▶ **DIRECTION**
The records underneath are to be repeated exactly, with the pictures left out.

[BEGIN RECORDS FOR THE EXERCISE]

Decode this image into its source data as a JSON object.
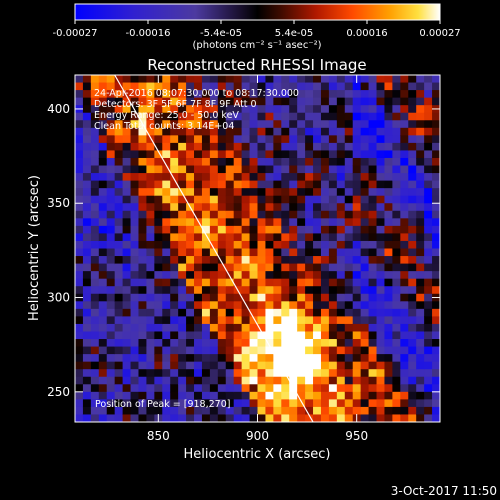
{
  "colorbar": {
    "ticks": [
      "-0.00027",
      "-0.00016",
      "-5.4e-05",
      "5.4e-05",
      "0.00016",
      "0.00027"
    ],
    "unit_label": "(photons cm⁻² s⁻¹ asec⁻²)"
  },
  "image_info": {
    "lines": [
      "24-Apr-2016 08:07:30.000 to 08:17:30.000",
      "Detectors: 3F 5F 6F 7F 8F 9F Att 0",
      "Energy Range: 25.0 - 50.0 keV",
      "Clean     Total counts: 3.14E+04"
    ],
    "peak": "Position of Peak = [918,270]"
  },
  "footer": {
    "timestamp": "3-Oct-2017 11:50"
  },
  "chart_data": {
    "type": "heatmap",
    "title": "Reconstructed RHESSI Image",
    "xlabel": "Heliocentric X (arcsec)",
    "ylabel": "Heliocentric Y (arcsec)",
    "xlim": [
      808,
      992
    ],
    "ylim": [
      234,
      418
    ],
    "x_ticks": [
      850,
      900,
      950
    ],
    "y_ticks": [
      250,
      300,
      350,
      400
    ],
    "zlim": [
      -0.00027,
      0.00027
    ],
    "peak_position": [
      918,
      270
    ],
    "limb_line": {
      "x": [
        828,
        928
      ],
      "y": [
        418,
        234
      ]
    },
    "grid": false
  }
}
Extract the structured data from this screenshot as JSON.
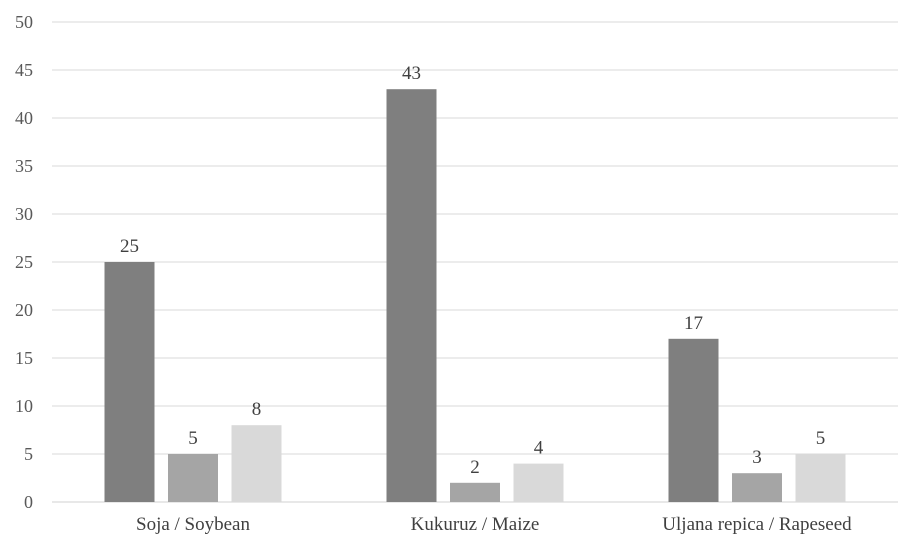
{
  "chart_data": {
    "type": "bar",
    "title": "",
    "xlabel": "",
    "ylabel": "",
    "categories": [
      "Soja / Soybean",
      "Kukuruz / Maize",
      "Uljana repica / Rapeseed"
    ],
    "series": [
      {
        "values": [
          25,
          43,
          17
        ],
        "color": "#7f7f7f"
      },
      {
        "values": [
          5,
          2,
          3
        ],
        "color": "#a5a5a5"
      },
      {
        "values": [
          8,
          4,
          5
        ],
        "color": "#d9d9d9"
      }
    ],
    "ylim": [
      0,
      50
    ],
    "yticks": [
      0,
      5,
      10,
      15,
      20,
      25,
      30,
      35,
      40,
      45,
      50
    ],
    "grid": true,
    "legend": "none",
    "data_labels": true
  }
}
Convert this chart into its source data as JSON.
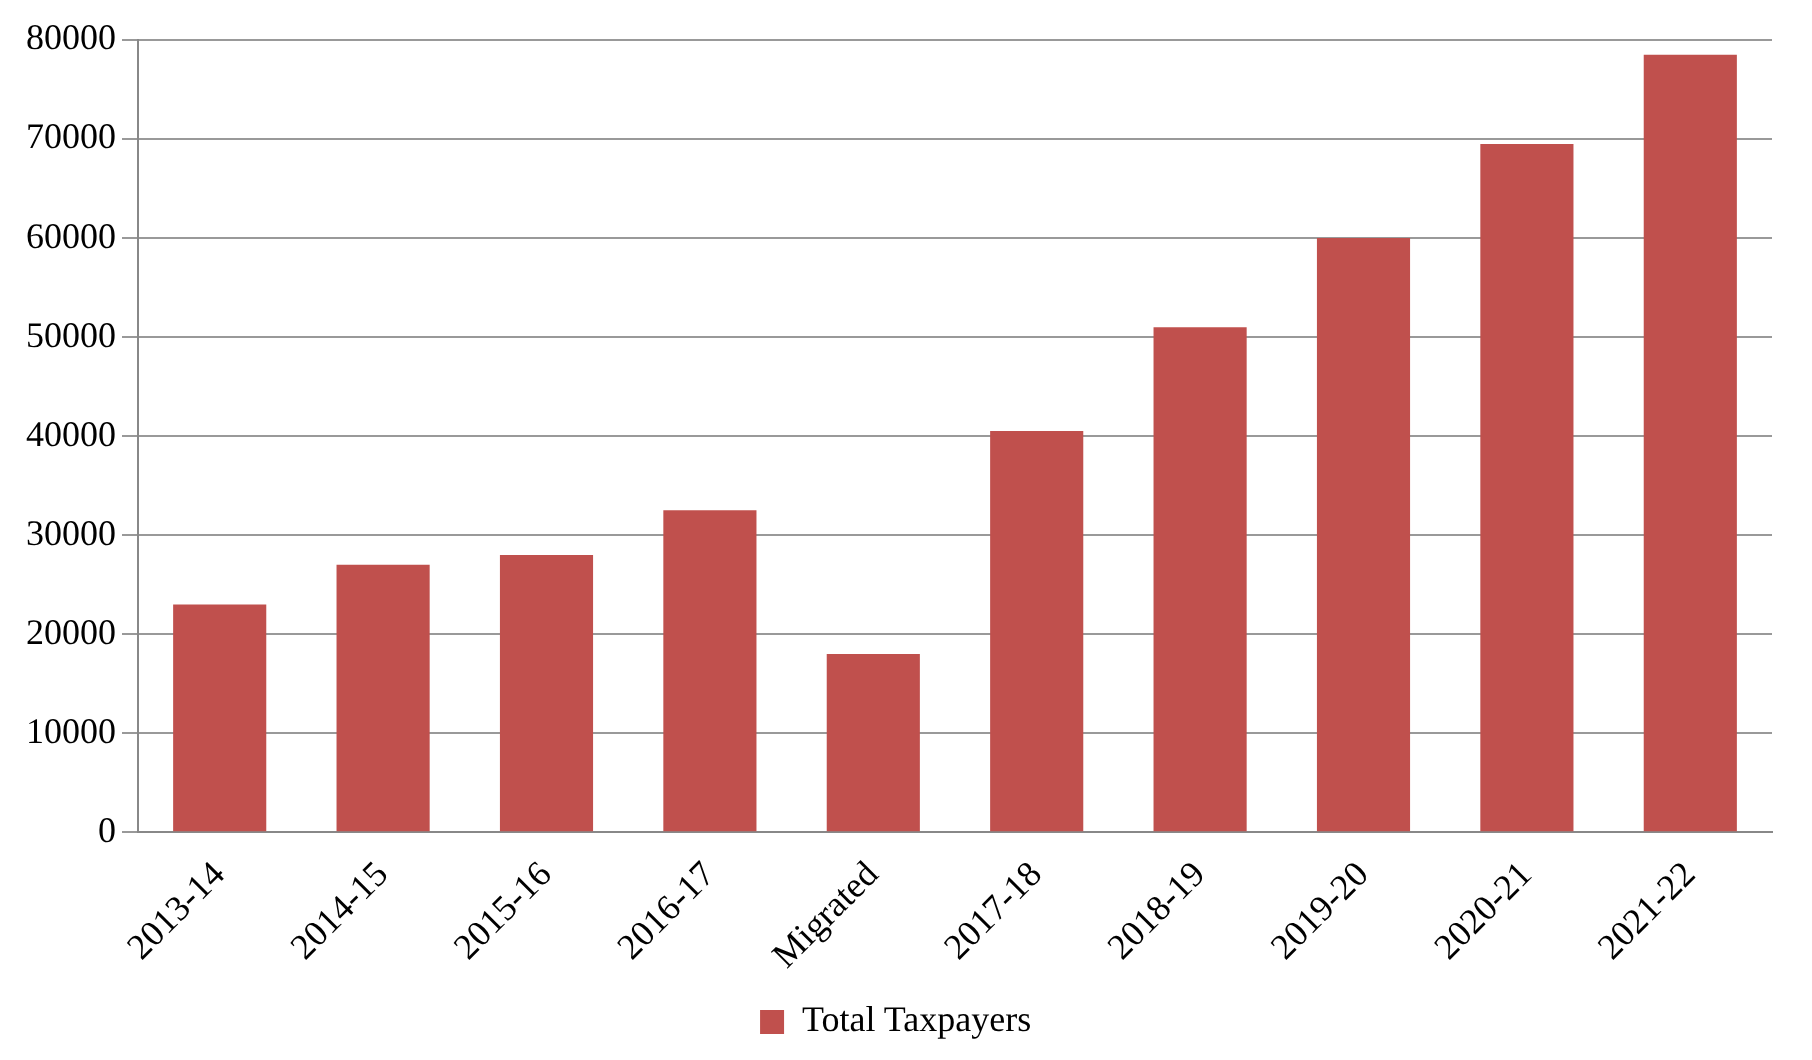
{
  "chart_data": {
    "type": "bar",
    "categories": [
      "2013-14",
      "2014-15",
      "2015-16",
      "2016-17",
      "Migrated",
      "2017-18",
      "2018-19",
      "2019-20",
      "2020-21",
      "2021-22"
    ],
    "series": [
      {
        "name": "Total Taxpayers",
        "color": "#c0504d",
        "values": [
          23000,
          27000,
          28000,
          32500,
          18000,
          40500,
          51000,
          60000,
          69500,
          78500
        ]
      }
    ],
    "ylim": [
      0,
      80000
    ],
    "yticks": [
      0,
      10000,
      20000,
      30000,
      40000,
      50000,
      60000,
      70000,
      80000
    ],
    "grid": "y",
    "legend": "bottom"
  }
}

[END RECORDS FOR THE EXERCISE]

▶ **ANSWER TO THIS TASK**
Decode this image into its source data as a JSON object.
{
  "colorbar": {
    "ticks": [
      "-0.00027",
      "-0.00016",
      "-5.4e-05",
      "5.4e-05",
      "0.00016",
      "0.00027"
    ],
    "unit_label": "(photons cm⁻² s⁻¹ asec⁻²)"
  },
  "image_info": {
    "lines": [
      "24-Apr-2016 08:07:30.000 to 08:17:30.000",
      "Detectors: 3F 5F 6F 7F 8F 9F Att 0",
      "Energy Range: 25.0 - 50.0 keV",
      "Clean     Total counts: 3.14E+04"
    ],
    "peak": "Position of Peak = [918,270]"
  },
  "footer": {
    "timestamp": "3-Oct-2017 11:50"
  },
  "chart_data": {
    "type": "heatmap",
    "title": "Reconstructed RHESSI Image",
    "xlabel": "Heliocentric X (arcsec)",
    "ylabel": "Heliocentric Y (arcsec)",
    "xlim": [
      808,
      992
    ],
    "ylim": [
      234,
      418
    ],
    "x_ticks": [
      850,
      900,
      950
    ],
    "y_ticks": [
      250,
      300,
      350,
      400
    ],
    "zlim": [
      -0.00027,
      0.00027
    ],
    "peak_position": [
      918,
      270
    ],
    "limb_line": {
      "x": [
        828,
        928
      ],
      "y": [
        418,
        234
      ]
    },
    "grid": false
  }
}
Extract the structured data from this screenshot as JSON.
{
  "chart_data": {
    "type": "bar",
    "title": "",
    "xlabel": "",
    "ylabel": "",
    "categories": [
      "Soja / Soybean",
      "Kukuruz / Maize",
      "Uljana repica / Rapeseed"
    ],
    "series": [
      {
        "values": [
          25,
          43,
          17
        ],
        "color": "#7f7f7f"
      },
      {
        "values": [
          5,
          2,
          3
        ],
        "color": "#a5a5a5"
      },
      {
        "values": [
          8,
          4,
          5
        ],
        "color": "#d9d9d9"
      }
    ],
    "ylim": [
      0,
      50
    ],
    "yticks": [
      0,
      5,
      10,
      15,
      20,
      25,
      30,
      35,
      40,
      45,
      50
    ],
    "grid": true,
    "legend": "none",
    "data_labels": true
  }
}
Convert this chart into its source data as JSON.
{
  "chart_data": {
    "type": "bar",
    "categories": [
      "2013-14",
      "2014-15",
      "2015-16",
      "2016-17",
      "Migrated",
      "2017-18",
      "2018-19",
      "2019-20",
      "2020-21",
      "2021-22"
    ],
    "series": [
      {
        "name": "Total Taxpayers",
        "color": "#c0504d",
        "values": [
          23000,
          27000,
          28000,
          32500,
          18000,
          40500,
          51000,
          60000,
          69500,
          78500
        ]
      }
    ],
    "ylim": [
      0,
      80000
    ],
    "yticks": [
      0,
      10000,
      20000,
      30000,
      40000,
      50000,
      60000,
      70000,
      80000
    ],
    "grid": "y",
    "legend": "bottom"
  }
}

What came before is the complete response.